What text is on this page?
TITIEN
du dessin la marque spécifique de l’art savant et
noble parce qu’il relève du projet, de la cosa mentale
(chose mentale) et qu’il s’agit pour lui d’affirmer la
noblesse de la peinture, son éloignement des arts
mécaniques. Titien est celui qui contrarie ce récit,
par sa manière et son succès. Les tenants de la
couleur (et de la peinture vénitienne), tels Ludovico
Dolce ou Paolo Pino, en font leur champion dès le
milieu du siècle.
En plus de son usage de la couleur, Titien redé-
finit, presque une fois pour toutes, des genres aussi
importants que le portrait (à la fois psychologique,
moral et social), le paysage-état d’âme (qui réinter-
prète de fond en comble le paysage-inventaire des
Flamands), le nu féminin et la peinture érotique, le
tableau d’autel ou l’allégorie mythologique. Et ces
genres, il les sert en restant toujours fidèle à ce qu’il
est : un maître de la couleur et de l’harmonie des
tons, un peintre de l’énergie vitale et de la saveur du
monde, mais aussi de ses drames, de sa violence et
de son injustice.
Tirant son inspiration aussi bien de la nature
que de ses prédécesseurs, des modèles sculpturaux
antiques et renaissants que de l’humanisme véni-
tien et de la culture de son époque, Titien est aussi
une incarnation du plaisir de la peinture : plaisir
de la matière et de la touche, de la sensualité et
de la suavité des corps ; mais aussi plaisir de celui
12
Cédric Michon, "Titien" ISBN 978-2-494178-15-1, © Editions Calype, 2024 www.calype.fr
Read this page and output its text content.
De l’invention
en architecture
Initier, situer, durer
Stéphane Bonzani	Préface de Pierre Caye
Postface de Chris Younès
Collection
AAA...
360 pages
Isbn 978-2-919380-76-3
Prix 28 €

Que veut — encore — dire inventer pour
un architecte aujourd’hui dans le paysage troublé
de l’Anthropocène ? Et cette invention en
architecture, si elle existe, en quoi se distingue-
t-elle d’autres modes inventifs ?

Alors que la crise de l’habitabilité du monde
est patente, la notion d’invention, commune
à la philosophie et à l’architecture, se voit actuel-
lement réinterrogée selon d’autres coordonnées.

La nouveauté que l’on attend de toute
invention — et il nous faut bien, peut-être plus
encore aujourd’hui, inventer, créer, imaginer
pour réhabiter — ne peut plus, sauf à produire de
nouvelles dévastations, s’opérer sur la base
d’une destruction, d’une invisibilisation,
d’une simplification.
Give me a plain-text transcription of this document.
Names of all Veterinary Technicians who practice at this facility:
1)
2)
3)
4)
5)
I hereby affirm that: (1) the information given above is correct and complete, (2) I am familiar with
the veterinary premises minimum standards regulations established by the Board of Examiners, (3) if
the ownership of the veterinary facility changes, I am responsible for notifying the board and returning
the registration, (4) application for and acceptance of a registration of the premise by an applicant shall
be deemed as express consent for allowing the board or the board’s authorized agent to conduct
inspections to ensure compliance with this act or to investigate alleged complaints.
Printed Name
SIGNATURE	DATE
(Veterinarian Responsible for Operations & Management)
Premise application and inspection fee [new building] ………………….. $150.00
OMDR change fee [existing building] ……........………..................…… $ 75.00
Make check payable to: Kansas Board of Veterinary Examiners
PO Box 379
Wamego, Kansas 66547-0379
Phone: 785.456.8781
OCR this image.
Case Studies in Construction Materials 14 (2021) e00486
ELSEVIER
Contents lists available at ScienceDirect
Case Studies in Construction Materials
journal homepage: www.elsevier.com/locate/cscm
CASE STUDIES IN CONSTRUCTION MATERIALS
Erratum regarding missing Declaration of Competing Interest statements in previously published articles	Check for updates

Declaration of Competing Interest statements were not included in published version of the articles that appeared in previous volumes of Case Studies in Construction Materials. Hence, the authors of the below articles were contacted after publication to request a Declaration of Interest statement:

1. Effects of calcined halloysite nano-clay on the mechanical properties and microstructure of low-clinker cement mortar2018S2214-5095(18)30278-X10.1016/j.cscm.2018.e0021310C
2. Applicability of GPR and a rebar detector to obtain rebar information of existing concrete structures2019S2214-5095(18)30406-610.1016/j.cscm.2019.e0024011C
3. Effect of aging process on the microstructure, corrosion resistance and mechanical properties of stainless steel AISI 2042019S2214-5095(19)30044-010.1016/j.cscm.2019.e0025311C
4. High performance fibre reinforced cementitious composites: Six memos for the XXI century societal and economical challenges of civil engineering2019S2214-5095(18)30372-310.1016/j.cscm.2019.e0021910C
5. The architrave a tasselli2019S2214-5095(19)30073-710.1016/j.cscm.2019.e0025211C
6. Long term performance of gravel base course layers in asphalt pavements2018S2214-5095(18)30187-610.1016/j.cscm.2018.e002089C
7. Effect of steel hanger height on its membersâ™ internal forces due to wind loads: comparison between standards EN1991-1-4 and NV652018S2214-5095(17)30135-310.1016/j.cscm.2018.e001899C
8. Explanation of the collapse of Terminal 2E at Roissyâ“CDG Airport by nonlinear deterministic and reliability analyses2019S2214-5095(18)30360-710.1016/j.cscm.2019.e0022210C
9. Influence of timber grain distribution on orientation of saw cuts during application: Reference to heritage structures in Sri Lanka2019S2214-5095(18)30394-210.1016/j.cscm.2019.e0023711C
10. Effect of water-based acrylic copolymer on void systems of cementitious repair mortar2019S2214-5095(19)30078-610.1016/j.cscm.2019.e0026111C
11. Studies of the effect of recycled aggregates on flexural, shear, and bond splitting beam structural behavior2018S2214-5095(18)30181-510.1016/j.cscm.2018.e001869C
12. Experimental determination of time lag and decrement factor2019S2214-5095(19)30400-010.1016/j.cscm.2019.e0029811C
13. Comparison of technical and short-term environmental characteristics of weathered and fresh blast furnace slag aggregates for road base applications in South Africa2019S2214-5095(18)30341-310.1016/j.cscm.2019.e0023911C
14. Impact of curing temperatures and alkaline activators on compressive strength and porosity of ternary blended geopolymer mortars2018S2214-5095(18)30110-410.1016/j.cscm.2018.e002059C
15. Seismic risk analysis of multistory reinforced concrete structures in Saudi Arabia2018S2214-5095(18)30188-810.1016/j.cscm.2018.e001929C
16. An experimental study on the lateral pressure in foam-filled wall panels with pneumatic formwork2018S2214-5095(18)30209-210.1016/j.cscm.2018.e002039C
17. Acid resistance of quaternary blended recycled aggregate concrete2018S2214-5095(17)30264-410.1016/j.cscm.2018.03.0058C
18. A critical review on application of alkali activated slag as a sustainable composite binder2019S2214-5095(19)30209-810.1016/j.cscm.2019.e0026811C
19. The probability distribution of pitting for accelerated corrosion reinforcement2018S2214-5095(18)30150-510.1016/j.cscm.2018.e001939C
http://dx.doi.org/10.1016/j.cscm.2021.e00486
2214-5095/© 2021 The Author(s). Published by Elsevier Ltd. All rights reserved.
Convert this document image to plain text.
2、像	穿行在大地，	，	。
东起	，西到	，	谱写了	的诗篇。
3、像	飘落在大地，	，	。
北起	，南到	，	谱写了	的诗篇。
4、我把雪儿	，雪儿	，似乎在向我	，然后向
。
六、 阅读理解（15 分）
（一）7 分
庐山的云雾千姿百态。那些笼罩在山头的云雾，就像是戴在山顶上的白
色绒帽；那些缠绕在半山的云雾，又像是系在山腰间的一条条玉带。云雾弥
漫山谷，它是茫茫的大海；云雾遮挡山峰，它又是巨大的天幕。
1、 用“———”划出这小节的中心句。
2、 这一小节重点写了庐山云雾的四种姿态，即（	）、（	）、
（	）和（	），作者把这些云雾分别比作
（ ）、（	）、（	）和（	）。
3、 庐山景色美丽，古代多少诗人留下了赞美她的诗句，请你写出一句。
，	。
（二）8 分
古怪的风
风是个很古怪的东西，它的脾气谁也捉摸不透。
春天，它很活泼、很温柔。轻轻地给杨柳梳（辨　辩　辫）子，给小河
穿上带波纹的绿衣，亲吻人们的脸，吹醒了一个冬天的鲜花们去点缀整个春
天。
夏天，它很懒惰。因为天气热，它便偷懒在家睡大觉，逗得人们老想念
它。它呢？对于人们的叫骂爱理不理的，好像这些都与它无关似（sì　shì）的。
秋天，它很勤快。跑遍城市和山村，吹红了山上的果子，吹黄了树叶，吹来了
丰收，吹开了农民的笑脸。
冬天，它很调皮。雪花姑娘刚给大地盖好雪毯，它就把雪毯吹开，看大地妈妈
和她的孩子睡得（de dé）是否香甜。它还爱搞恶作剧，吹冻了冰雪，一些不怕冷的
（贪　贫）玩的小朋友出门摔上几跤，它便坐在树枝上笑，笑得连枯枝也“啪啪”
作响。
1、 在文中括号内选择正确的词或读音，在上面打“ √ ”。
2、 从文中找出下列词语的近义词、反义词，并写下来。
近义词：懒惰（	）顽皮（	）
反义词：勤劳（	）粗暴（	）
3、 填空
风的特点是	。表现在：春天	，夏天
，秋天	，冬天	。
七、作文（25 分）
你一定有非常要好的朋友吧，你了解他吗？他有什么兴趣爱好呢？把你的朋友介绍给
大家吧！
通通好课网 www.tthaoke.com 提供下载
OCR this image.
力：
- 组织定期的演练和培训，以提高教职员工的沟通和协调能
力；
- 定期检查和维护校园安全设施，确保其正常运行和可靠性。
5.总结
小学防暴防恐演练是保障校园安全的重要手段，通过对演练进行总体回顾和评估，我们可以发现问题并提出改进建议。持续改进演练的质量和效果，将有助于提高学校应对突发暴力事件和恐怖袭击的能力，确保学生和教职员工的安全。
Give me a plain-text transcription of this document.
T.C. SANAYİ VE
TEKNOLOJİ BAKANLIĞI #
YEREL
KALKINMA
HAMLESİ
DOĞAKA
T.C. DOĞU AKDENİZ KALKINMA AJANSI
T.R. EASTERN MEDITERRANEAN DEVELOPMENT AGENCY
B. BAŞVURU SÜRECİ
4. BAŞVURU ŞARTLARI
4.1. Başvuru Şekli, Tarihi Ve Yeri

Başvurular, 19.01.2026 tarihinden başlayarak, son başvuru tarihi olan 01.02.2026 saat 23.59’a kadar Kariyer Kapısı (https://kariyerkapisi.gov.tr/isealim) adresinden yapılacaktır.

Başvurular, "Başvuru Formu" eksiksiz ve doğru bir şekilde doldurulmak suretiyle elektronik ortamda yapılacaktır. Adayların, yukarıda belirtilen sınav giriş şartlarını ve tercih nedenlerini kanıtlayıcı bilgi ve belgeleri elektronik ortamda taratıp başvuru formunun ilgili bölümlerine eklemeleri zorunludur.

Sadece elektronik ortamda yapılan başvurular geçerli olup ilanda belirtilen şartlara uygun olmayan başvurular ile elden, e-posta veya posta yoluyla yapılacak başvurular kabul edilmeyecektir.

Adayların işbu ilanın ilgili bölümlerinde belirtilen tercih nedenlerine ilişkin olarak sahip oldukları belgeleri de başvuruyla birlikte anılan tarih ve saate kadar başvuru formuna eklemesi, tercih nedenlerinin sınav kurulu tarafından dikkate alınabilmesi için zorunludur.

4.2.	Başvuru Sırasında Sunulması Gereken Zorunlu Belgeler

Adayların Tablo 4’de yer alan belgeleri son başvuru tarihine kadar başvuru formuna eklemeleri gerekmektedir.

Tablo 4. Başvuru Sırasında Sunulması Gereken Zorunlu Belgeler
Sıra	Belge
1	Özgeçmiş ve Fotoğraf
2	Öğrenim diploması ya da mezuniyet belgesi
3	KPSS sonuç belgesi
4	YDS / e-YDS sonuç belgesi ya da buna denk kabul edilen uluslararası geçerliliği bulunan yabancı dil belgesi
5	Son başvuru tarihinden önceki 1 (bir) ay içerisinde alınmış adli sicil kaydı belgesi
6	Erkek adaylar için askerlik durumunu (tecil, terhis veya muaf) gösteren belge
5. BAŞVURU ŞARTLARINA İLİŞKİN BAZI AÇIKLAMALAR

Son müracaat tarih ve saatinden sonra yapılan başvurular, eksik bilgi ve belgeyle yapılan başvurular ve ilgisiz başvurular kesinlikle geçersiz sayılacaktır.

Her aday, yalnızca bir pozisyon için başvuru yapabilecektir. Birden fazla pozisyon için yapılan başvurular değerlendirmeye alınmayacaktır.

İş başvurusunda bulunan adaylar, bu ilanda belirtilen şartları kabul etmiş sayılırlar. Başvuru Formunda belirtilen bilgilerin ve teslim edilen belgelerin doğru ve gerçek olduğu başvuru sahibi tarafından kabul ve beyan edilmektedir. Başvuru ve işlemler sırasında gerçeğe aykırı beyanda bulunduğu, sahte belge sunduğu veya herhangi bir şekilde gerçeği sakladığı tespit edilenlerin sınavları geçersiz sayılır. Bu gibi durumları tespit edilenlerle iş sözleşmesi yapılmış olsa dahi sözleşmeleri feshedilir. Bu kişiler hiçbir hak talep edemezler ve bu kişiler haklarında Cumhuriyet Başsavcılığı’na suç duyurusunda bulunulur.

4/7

**TASK GOAL:** Of the lines in the records, how many contain the word "sonuç"? Answer with the number and nothing else.

**CORRECT OUTPUT:** 2